TASK BRIEF:
Repeat the lines that follow, leaving nothing out.

EXTRACTED DATA:

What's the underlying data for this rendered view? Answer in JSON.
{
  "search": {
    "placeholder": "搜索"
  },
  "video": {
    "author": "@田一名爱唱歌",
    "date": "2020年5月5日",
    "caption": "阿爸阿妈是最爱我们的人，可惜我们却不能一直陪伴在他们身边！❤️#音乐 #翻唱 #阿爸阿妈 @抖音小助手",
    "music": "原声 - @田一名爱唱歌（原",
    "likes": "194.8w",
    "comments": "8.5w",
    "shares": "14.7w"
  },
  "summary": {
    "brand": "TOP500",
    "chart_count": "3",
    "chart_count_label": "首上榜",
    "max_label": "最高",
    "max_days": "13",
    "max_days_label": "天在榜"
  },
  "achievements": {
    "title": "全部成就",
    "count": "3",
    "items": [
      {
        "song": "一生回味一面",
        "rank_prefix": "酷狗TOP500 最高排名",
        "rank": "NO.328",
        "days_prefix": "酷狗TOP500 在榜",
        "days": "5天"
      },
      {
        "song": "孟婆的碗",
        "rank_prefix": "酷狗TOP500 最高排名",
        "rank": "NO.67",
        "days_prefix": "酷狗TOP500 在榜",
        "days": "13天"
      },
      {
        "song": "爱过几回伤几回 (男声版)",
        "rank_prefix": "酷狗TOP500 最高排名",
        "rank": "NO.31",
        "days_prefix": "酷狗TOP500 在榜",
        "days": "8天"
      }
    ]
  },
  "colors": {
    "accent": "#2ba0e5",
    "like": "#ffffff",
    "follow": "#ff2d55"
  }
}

WRITTEN RESPONSE:
What's the underlying data for this rendered view? Answer in JSON.
{
  "search": {
    "placeholder": "搜索"
  },
  "video": {
    "author": "@田一名爱唱歌",
    "date": "2020年5月5日",
    "caption": "阿爸阿妈是最爱我们的人，可惜我们却不能一直陪伴在他们身边！❤️#音乐 #翻唱 #阿爸阿妈 @抖音小助手",
    "music": "原声 - @田一名爱唱歌（原",
    "likes": "194.8w",
    "comments": "8.5w",
    "shares": "14.7w"
  },
  "summary": {
    "brand": "TOP500",
    "chart_count": "3",
    "chart_count_label": "首上榜",
    "max_label": "最高",
    "max_days": "13",
    "max_days_label": "天在榜"
  },
  "achievements": {
    "title": "全部成就",
    "count": "3",
    "items": [
      {
        "song": "一生回味一面",
        "rank_prefix": "酷狗TOP500 最高排名",
        "rank": "NO.328",
        "days_prefix": "酷狗TOP500 在榜",
        "days": "5天"
      },
      {
        "song": "孟婆的碗",
        "rank_prefix": "酷狗TOP500 最高排名",
        "rank": "NO.67",
        "days_prefix": "酷狗TOP500 在榜",
        "days": "13天"
      },
      {
        "song": "爱过几回伤几回 (男声版)",
        "rank_prefix": "酷狗TOP500 最高排名",
        "rank": "NO.31",
        "days_prefix": "酷狗TOP500 在榜",
        "days": "8天"
      }
    ]
  },
  "colors": {
    "accent": "#2ba0e5",
    "like": "#ffffff",
    "follow": "#ff2d55"
  }
}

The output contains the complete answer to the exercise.